Exercise: Nothing in the records may be left out or altered; reproduce them all exactly.
+++ Exercise input +++
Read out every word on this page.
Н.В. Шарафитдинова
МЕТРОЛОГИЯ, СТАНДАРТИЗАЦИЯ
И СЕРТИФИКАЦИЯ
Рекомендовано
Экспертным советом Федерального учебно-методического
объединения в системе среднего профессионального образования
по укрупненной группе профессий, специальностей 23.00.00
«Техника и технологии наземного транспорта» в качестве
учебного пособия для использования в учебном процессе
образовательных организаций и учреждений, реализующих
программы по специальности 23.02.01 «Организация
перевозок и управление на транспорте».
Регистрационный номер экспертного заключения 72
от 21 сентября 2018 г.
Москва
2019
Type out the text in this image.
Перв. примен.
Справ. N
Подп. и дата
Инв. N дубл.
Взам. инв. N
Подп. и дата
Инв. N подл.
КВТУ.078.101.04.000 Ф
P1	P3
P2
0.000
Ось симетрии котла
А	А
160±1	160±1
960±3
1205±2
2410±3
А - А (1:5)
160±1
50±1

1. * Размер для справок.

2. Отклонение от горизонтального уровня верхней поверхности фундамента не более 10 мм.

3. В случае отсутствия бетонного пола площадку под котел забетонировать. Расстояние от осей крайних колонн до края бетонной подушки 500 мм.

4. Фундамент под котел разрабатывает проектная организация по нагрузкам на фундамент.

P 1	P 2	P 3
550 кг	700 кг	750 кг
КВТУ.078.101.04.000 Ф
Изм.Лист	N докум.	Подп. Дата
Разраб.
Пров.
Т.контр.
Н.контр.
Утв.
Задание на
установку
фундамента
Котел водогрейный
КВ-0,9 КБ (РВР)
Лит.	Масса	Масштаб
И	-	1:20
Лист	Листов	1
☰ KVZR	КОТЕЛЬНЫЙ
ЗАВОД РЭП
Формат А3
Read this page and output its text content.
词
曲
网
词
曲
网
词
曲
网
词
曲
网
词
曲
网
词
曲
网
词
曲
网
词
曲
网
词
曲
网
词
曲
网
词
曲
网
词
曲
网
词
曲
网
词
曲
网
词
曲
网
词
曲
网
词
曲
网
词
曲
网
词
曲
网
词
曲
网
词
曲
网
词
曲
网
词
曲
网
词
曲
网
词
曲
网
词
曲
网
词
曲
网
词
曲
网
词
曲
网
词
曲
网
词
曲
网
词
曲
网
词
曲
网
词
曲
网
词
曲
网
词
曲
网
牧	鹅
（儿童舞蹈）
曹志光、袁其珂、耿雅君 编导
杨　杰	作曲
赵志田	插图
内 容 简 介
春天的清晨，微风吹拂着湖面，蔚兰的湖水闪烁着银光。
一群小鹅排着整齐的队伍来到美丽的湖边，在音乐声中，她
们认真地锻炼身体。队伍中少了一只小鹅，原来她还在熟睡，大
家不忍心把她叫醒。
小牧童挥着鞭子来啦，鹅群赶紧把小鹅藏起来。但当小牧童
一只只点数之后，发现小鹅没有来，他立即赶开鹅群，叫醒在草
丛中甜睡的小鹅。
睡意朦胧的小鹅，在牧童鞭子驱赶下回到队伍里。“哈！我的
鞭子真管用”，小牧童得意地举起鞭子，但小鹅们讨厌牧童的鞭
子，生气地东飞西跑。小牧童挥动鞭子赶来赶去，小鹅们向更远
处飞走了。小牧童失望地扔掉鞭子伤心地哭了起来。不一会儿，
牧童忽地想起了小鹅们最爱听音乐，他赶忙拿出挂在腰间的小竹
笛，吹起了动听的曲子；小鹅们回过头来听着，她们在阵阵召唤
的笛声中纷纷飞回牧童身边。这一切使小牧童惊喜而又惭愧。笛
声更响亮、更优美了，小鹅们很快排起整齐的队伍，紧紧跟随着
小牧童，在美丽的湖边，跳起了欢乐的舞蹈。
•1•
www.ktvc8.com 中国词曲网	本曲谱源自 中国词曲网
+++
Solution to this problem:
Read out every word on this page.
Н.В. Шарафитдинова
МЕТРОЛОГИЯ, СТАНДАРТИЗАЦИЯ
И СЕРТИФИКАЦИЯ
Рекомендовано
Экспертным советом Федерального учебно-методического
объединения в системе среднего профессионального образования
по укрупненной группе профессий, специальностей 23.00.00
«Техника и технологии наземного транспорта» в качестве
учебного пособия для использования в учебном процессе
образовательных организаций и учреждений, реализующих
программы по специальности 23.02.01 «Организация
перевозок и управление на транспорте».
Регистрационный номер экспертного заключения 72
от 21 сентября 2018 г.
Москва
2019
Type out the text in this image.
Перв. примен.
Справ. N
Подп. и дата
Инв. N дубл.
Взам. инв. N
Подп. и дата
Инв. N подл.
КВТУ.078.101.04.000 Ф
P1	P3
P2
0.000
Ось симетрии котла
А	А
160±1	160±1
960±3
1205±2
2410±3
А - А (1:5)
160±1
50±1

1. * Размер для справок.

2. Отклонение от горизонтального уровня верхней поверхности фундамента не более 10 мм.

3. В случае отсутствия бетонного пола площадку под котел забетонировать. Расстояние от осей крайних колонн до края бетонной подушки 500 мм.

4. Фундамент под котел разрабатывает проектная организация по нагрузкам на фундамент.

P 1	P 2	P 3
550 кг	700 кг	750 кг
КВТУ.078.101.04.000 Ф
Изм.Лист	N докум.	Подп. Дата
Разраб.
Пров.
Т.контр.
Н.контр.
Утв.
Задание на
установку
фундамента
Котел водогрейный
КВ-0,9 КБ (РВР)
Лит.	Масса	Масштаб
И	-	1:20
Лист	Листов	1
☰ KVZR	КОТЕЛЬНЫЙ
ЗАВОД РЭП
Формат А3
Read this page and output its text content.
词
曲
网
词
曲
网
词
曲
网
词
曲
网
词
曲
网
词
曲
网
词
曲
网
词
曲
网
词
曲
网
词
曲
网
词
曲
网
词
曲
网
词
曲
网
词
曲
网
词
曲
网
词
曲
网
词
曲
网
词
曲
网
词
曲
网
词
曲
网
词
曲
网
词
曲
网
词
曲
网
词
曲
网
词
曲
网
词
曲
网
词
曲
网
词
曲
网
词
曲
网
词
曲
网
词
曲
网
词
曲
网
词
曲
网
词
曲
网
词
曲
网
词
曲
网
牧	鹅
（儿童舞蹈）
曹志光、袁其珂、耿雅君 编导
杨　杰	作曲
赵志田	插图
内 容 简 介
春天的清晨，微风吹拂着湖面，蔚兰的湖水闪烁着银光。
一群小鹅排着整齐的队伍来到美丽的湖边，在音乐声中，她
们认真地锻炼身体。队伍中少了一只小鹅，原来她还在熟睡，大
家不忍心把她叫醒。
小牧童挥着鞭子来啦，鹅群赶紧把小鹅藏起来。但当小牧童
一只只点数之后，发现小鹅没有来，他立即赶开鹅群，叫醒在草
丛中甜睡的小鹅。
睡意朦胧的小鹅，在牧童鞭子驱赶下回到队伍里。“哈！我的
鞭子真管用”，小牧童得意地举起鞭子，但小鹅们讨厌牧童的鞭
子，生气地东飞西跑。小牧童挥动鞭子赶来赶去，小鹅们向更远
处飞走了。小牧童失望地扔掉鞭子伤心地哭了起来。不一会儿，
牧童忽地想起了小鹅们最爱听音乐，他赶忙拿出挂在腰间的小竹
笛，吹起了动听的曲子；小鹅们回过头来听着，她们在阵阵召唤
的笛声中纷纷飞回牧童身边。这一切使小牧童惊喜而又惭愧。笛
声更响亮、更优美了，小鹅们很快排起整齐的队伍，紧紧跟随着
小牧童，在美丽的湖边，跳起了欢乐的舞蹈。
•1•
www.ktvc8.com 中国词曲网	本曲谱源自 中国词曲网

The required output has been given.